# Extracts from a graphics dataset
-=-=-=-=-
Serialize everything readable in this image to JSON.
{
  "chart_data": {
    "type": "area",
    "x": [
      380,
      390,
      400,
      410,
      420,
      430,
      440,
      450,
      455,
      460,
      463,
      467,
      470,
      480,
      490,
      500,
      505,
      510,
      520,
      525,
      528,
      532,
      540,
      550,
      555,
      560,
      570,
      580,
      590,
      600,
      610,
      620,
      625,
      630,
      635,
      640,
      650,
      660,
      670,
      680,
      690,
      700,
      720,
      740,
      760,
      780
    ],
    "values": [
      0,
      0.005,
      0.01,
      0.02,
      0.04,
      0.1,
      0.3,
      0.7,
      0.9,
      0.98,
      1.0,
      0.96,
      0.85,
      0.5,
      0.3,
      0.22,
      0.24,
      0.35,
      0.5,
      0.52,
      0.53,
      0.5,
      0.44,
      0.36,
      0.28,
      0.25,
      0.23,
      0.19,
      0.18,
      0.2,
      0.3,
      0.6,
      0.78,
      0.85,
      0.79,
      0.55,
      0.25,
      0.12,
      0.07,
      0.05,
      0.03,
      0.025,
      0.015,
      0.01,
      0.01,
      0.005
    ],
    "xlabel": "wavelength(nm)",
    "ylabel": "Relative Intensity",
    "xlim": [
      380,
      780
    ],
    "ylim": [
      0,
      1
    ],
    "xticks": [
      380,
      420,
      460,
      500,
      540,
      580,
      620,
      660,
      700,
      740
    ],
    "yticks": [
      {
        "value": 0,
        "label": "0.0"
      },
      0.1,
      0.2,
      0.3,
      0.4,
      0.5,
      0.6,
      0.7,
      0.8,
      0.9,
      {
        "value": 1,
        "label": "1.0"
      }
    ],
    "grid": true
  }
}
-=-=-=-=-
Write out each line of the data above again, exactly as given.

Serialize everything readable in this image to JSON.
{
  "chart_data": {
    "type": "area",
    "x": [
      380,
      390,
      400,
      410,
      420,
      430,
      440,
      450,
      455,
      460,
      463,
      467,
      470,
      480,
      490,
      500,
      505,
      510,
      520,
      525,
      528,
      532,
      540,
      550,
      555,
      560,
      570,
      580,
      590,
      600,
      610,
      620,
      625,
      630,
      635,
      640,
      650,
      660,
      670,
      680,
      690,
      700,
      720,
      740,
      760,
      780
    ],
    "values": [
      0,
      0.005,
      0.01,
      0.02,
      0.04,
      0.1,
      0.3,
      0.7,
      0.9,
      0.98,
      1.0,
      0.96,
      0.85,
      0.5,
      0.3,
      0.22,
      0.24,
      0.35,
      0.5,
      0.52,
      0.53,
      0.5,
      0.44,
      0.36,
      0.28,
      0.25,
      0.23,
      0.19,
      0.18,
      0.2,
      0.3,
      0.6,
      0.78,
      0.85,
      0.79,
      0.55,
      0.25,
      0.12,
      0.07,
      0.05,
      0.03,
      0.025,
      0.015,
      0.01,
      0.01,
      0.005
    ],
    "xlabel": "wavelength(nm)",
    "ylabel": "Relative Intensity",
    "xlim": [
      380,
      780
    ],
    "ylim": [
      0,
      1
    ],
    "xticks": [
      380,
      420,
      460,
      500,
      540,
      580,
      620,
      660,
      700,
      740
    ],
    "yticks": [
      {
        "value": 0,
        "label": "0.0"
      },
      0.1,
      0.2,
      0.3,
      0.4,
      0.5,
      0.6,
      0.7,
      0.8,
      0.9,
      {
        "value": 1,
        "label": "1.0"
      }
    ],
    "grid": true
  }
}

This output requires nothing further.